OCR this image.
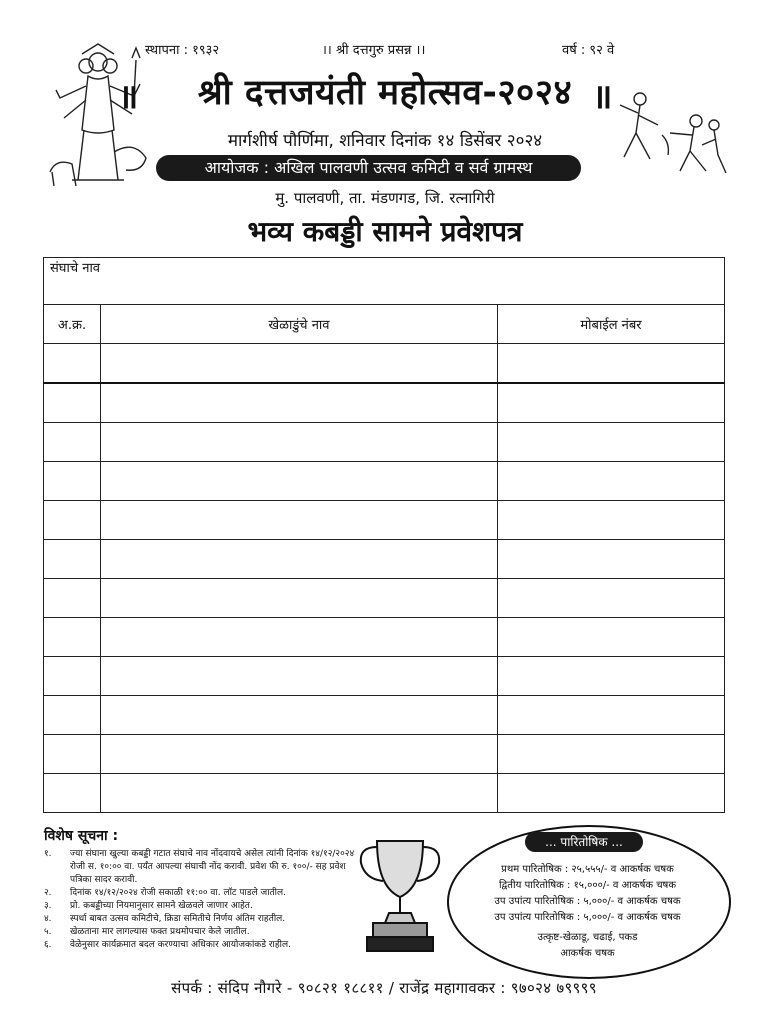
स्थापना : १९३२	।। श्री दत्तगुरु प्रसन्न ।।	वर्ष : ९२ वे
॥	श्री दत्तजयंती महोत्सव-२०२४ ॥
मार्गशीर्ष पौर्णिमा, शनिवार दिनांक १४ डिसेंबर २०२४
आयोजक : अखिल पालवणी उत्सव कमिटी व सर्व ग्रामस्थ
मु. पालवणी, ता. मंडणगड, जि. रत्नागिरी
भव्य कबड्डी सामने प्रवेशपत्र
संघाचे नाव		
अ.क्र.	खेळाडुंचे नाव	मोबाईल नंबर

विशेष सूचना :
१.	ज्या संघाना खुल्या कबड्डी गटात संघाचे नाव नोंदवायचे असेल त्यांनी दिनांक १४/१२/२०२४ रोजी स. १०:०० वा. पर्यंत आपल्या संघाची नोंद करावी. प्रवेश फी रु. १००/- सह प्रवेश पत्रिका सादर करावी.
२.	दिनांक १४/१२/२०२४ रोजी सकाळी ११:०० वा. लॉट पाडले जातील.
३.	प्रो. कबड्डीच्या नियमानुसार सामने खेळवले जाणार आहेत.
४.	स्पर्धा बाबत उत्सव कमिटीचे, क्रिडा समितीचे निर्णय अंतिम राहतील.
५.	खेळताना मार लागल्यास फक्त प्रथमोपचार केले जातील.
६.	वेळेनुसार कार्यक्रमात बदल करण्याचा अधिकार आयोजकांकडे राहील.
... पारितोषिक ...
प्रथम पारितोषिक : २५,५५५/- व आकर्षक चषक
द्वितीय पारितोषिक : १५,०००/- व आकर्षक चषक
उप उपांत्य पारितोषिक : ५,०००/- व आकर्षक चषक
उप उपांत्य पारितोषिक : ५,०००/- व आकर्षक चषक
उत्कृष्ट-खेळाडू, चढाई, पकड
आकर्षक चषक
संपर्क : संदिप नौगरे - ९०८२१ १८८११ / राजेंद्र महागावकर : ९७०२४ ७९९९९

————

[STATED EXERCISE] Will you set down the records word for word while leaving out every picture?

[TASK SOLUTION]
OCR this image.
स्थापना : १९३२	।। श्री दत्तगुरु प्रसन्न ।।	वर्ष : ९२ वे
॥	श्री दत्तजयंती महोत्सव-२०२४ ॥
मार्गशीर्ष पौर्णिमा, शनिवार दिनांक १४ डिसेंबर २०२४
आयोजक : अखिल पालवणी उत्सव कमिटी व सर्व ग्रामस्थ
मु. पालवणी, ता. मंडणगड, जि. रत्नागिरी
भव्य कबड्डी सामने प्रवेशपत्र
संघाचे नाव		
अ.क्र.	खेळाडुंचे नाव	मोबाईल नंबर

विशेष सूचना :
१.	ज्या संघाना खुल्या कबड्डी गटात संघाचे नाव नोंदवायचे असेल त्यांनी दिनांक १४/१२/२०२४ रोजी स. १०:०० वा. पर्यंत आपल्या संघाची नोंद करावी. प्रवेश फी रु. १००/- सह प्रवेश पत्रिका सादर करावी.
२.	दिनांक १४/१२/२०२४ रोजी सकाळी ११:०० वा. लॉट पाडले जातील.
३.	प्रो. कबड्डीच्या नियमानुसार सामने खेळवले जाणार आहेत.
४.	स्पर्धा बाबत उत्सव कमिटीचे, क्रिडा समितीचे निर्णय अंतिम राहतील.
५.	खेळताना मार लागल्यास फक्त प्रथमोपचार केले जातील.
६.	वेळेनुसार कार्यक्रमात बदल करण्याचा अधिकार आयोजकांकडे राहील.
... पारितोषिक ...
प्रथम पारितोषिक : २५,५५५/- व आकर्षक चषक
द्वितीय पारितोषिक : १५,०००/- व आकर्षक चषक
उप उपांत्य पारितोषिक : ५,०००/- व आकर्षक चषक
उप उपांत्य पारितोषिक : ५,०००/- व आकर्षक चषक
उत्कृष्ट-खेळाडू, चढाई, पकड
आकर्षक चषक
संपर्क : संदिप नौगरे - ९०८२१ १८८११ / राजेंद्र महागावकर : ९७०२४ ७९९९९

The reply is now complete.